What to do: Quote each record exactly, please, leaving none out.

Supplied records:
-------

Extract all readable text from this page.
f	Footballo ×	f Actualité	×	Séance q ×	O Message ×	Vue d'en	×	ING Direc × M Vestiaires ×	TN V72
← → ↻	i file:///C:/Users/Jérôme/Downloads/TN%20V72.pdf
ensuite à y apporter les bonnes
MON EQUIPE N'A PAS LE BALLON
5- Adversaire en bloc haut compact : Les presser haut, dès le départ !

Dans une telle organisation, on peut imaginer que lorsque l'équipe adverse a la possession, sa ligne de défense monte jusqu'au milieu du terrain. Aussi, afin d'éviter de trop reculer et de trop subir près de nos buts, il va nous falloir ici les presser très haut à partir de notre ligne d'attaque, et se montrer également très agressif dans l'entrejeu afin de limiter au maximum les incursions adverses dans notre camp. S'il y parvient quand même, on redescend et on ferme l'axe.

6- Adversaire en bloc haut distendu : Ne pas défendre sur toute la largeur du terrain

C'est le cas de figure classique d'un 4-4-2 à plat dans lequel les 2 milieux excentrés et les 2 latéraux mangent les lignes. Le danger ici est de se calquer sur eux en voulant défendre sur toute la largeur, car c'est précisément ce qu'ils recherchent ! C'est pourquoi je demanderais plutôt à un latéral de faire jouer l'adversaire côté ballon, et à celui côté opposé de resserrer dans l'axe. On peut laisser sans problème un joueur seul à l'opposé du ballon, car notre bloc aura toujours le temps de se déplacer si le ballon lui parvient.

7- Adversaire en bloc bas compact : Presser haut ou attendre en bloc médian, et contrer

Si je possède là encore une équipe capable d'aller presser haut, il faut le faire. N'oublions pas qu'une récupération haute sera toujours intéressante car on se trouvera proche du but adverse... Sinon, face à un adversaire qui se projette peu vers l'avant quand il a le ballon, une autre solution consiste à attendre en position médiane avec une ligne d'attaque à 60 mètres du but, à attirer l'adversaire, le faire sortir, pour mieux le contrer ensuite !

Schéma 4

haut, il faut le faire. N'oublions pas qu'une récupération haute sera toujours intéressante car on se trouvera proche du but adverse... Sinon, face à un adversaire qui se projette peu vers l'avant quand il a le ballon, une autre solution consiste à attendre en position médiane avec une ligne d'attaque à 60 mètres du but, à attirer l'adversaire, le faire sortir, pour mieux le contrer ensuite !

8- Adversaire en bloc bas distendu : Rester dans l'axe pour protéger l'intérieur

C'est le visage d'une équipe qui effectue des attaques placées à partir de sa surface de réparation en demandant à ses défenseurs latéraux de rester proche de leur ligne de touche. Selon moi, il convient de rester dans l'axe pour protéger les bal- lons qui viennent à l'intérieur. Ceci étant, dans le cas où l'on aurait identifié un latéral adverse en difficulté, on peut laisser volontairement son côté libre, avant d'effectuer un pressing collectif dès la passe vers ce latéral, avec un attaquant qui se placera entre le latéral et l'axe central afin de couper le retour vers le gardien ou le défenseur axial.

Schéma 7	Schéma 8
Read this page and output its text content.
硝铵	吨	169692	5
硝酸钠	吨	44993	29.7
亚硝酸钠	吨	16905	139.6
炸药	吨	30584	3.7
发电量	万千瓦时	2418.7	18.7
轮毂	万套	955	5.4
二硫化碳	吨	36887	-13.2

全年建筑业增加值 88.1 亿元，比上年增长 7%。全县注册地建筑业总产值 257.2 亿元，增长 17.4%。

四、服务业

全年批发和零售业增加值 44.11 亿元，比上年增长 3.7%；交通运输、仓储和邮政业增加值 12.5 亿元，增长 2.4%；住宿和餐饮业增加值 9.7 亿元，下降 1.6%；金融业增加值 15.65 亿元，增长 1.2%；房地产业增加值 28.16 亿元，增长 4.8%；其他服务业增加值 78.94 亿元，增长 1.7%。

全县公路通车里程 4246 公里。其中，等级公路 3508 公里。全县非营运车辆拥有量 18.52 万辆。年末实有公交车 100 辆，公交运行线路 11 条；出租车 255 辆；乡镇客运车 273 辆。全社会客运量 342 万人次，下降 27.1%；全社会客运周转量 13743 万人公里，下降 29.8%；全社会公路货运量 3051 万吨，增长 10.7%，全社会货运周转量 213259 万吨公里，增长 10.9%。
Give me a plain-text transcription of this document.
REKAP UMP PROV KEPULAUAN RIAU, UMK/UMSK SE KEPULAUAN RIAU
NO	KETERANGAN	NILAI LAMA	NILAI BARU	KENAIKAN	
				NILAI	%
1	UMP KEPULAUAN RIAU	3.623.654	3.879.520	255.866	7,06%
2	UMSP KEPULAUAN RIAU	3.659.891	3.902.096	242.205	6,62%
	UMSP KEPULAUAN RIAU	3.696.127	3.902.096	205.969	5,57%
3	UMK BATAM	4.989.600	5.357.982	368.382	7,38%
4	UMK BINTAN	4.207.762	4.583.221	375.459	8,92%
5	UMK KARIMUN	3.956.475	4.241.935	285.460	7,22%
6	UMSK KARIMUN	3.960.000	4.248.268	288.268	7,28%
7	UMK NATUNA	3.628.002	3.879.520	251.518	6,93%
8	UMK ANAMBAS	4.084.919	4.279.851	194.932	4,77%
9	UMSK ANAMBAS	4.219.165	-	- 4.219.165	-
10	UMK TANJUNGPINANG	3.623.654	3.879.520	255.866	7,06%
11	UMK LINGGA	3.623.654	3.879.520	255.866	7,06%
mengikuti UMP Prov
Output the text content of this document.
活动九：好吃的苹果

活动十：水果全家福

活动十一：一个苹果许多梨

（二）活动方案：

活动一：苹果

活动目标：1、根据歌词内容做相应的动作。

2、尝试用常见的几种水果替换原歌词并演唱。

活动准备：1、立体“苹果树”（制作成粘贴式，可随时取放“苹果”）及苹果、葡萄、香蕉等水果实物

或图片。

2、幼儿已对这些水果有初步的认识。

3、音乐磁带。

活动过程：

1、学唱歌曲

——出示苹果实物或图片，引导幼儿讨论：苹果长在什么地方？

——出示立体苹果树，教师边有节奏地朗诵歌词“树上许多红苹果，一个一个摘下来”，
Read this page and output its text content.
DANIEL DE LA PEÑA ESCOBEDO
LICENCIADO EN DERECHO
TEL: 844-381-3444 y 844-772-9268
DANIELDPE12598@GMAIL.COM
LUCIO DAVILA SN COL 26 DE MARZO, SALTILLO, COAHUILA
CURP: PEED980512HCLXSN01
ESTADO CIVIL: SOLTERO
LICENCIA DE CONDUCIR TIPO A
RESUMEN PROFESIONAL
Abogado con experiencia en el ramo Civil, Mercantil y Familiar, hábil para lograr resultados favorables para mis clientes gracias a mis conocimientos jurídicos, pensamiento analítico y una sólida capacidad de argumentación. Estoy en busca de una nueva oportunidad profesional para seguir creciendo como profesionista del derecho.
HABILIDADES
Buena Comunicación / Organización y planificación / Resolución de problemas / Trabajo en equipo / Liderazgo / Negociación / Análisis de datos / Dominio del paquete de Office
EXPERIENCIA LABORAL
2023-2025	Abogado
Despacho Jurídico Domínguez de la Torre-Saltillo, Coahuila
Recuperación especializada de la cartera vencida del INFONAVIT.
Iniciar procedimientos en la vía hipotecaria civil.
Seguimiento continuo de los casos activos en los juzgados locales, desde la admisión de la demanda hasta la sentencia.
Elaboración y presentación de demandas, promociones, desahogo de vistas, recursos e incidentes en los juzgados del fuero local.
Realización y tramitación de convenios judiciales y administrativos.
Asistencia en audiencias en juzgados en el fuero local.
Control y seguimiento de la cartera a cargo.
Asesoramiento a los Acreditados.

-------

Answer to the task:
Extract all readable text from this page.
f	Footballo ×	f Actualité	×	Séance q ×	O Message ×	Vue d'en	×	ING Direc × M Vestiaires ×	TN V72
← → ↻	i file:///C:/Users/Jérôme/Downloads/TN%20V72.pdf
ensuite à y apporter les bonnes
MON EQUIPE N'A PAS LE BALLON
5- Adversaire en bloc haut compact : Les presser haut, dès le départ !

Dans une telle organisation, on peut imaginer que lorsque l'équipe adverse a la possession, sa ligne de défense monte jusqu'au milieu du terrain. Aussi, afin d'éviter de trop reculer et de trop subir près de nos buts, il va nous falloir ici les presser très haut à partir de notre ligne d'attaque, et se montrer également très agressif dans l'entrejeu afin de limiter au maximum les incursions adverses dans notre camp. S'il y parvient quand même, on redescend et on ferme l'axe.

6- Adversaire en bloc haut distendu : Ne pas défendre sur toute la largeur du terrain

C'est le cas de figure classique d'un 4-4-2 à plat dans lequel les 2 milieux excentrés et les 2 latéraux mangent les lignes. Le danger ici est de se calquer sur eux en voulant défendre sur toute la largeur, car c'est précisément ce qu'ils recherchent ! C'est pourquoi je demanderais plutôt à un latéral de faire jouer l'adversaire côté ballon, et à celui côté opposé de resserrer dans l'axe. On peut laisser sans problème un joueur seul à l'opposé du ballon, car notre bloc aura toujours le temps de se déplacer si le ballon lui parvient.

7- Adversaire en bloc bas compact : Presser haut ou attendre en bloc médian, et contrer

Si je possède là encore une équipe capable d'aller presser haut, il faut le faire. N'oublions pas qu'une récupération haute sera toujours intéressante car on se trouvera proche du but adverse... Sinon, face à un adversaire qui se projette peu vers l'avant quand il a le ballon, une autre solution consiste à attendre en position médiane avec une ligne d'attaque à 60 mètres du but, à attirer l'adversaire, le faire sortir, pour mieux le contrer ensuite !

Schéma 4

haut, il faut le faire. N'oublions pas qu'une récupération haute sera toujours intéressante car on se trouvera proche du but adverse... Sinon, face à un adversaire qui se projette peu vers l'avant quand il a le ballon, une autre solution consiste à attendre en position médiane avec une ligne d'attaque à 60 mètres du but, à attirer l'adversaire, le faire sortir, pour mieux le contrer ensuite !

8- Adversaire en bloc bas distendu : Rester dans l'axe pour protéger l'intérieur

C'est le visage d'une équipe qui effectue des attaques placées à partir de sa surface de réparation en demandant à ses défenseurs latéraux de rester proche de leur ligne de touche. Selon moi, il convient de rester dans l'axe pour protéger les bal- lons qui viennent à l'intérieur. Ceci étant, dans le cas où l'on aurait identifié un latéral adverse en difficulté, on peut laisser volontairement son côté libre, avant d'effectuer un pressing collectif dès la passe vers ce latéral, avec un attaquant qui se placera entre le latéral et l'axe central afin de couper le retour vers le gardien ou le défenseur axial.

Schéma 7	Schéma 8
Read this page and output its text content.
硝铵	吨	169692	5
硝酸钠	吨	44993	29.7
亚硝酸钠	吨	16905	139.6
炸药	吨	30584	3.7
发电量	万千瓦时	2418.7	18.7
轮毂	万套	955	5.4
二硫化碳	吨	36887	-13.2

全年建筑业增加值 88.1 亿元，比上年增长 7%。全县注册地建筑业总产值 257.2 亿元，增长 17.4%。

四、服务业

全年批发和零售业增加值 44.11 亿元，比上年增长 3.7%；交通运输、仓储和邮政业增加值 12.5 亿元，增长 2.4%；住宿和餐饮业增加值 9.7 亿元，下降 1.6%；金融业增加值 15.65 亿元，增长 1.2%；房地产业增加值 28.16 亿元，增长 4.8%；其他服务业增加值 78.94 亿元，增长 1.7%。

全县公路通车里程 4246 公里。其中，等级公路 3508 公里。全县非营运车辆拥有量 18.52 万辆。年末实有公交车 100 辆，公交运行线路 11 条；出租车 255 辆；乡镇客运车 273 辆。全社会客运量 342 万人次，下降 27.1%；全社会客运周转量 13743 万人公里，下降 29.8%；全社会公路货运量 3051 万吨，增长 10.7%，全社会货运周转量 213259 万吨公里，增长 10.9%。
Give me a plain-text transcription of this document.
REKAP UMP PROV KEPULAUAN RIAU, UMK/UMSK SE KEPULAUAN RIAU
NO	KETERANGAN	NILAI LAMA	NILAI BARU	KENAIKAN	
				NILAI	%
1	UMP KEPULAUAN RIAU	3.623.654	3.879.520	255.866	7,06%
2	UMSP KEPULAUAN RIAU	3.659.891	3.902.096	242.205	6,62%
	UMSP KEPULAUAN RIAU	3.696.127	3.902.096	205.969	5,57%
3	UMK BATAM	4.989.600	5.357.982	368.382	7,38%
4	UMK BINTAN	4.207.762	4.583.221	375.459	8,92%
5	UMK KARIMUN	3.956.475	4.241.935	285.460	7,22%
6	UMSK KARIMUN	3.960.000	4.248.268	288.268	7,28%
7	UMK NATUNA	3.628.002	3.879.520	251.518	6,93%
8	UMK ANAMBAS	4.084.919	4.279.851	194.932	4,77%
9	UMSK ANAMBAS	4.219.165	-	- 4.219.165	-
10	UMK TANJUNGPINANG	3.623.654	3.879.520	255.866	7,06%
11	UMK LINGGA	3.623.654	3.879.520	255.866	7,06%
mengikuti UMP Prov
Output the text content of this document.
活动九：好吃的苹果

活动十：水果全家福

活动十一：一个苹果许多梨

（二）活动方案：

活动一：苹果

活动目标：1、根据歌词内容做相应的动作。

2、尝试用常见的几种水果替换原歌词并演唱。

活动准备：1、立体“苹果树”（制作成粘贴式，可随时取放“苹果”）及苹果、葡萄、香蕉等水果实物

或图片。

2、幼儿已对这些水果有初步的认识。

3、音乐磁带。

活动过程：

1、学唱歌曲

——出示苹果实物或图片，引导幼儿讨论：苹果长在什么地方？

——出示立体苹果树，教师边有节奏地朗诵歌词“树上许多红苹果，一个一个摘下来”，
Read this page and output its text content.
DANIEL DE LA PEÑA ESCOBEDO
LICENCIADO EN DERECHO
TEL: 844-381-3444 y 844-772-9268
DANIELDPE12598@GMAIL.COM
LUCIO DAVILA SN COL 26 DE MARZO, SALTILLO, COAHUILA
CURP: PEED980512HCLXSN01
ESTADO CIVIL: SOLTERO
LICENCIA DE CONDUCIR TIPO A
RESUMEN PROFESIONAL
Abogado con experiencia en el ramo Civil, Mercantil y Familiar, hábil para lograr resultados favorables para mis clientes gracias a mis conocimientos jurídicos, pensamiento analítico y una sólida capacidad de argumentación. Estoy en busca de una nueva oportunidad profesional para seguir creciendo como profesionista del derecho.
HABILIDADES
Buena Comunicación / Organización y planificación / Resolución de problemas / Trabajo en equipo / Liderazgo / Negociación / Análisis de datos / Dominio del paquete de Office
EXPERIENCIA LABORAL
2023-2025	Abogado
Despacho Jurídico Domínguez de la Torre-Saltillo, Coahuila
Recuperación especializada de la cartera vencida del INFONAVIT.
Iniciar procedimientos en la vía hipotecaria civil.
Seguimiento continuo de los casos activos en los juzgados locales, desde la admisión de la demanda hasta la sentencia.
Elaboración y presentación de demandas, promociones, desahogo de vistas, recursos e incidentes en los juzgados del fuero local.
Realización y tramitación de convenios judiciales y administrativos.
Asistencia en audiencias en juzgados en el fuero local.
Control y seguimiento de la cartera a cargo.
Asesoramiento a los Acreditados.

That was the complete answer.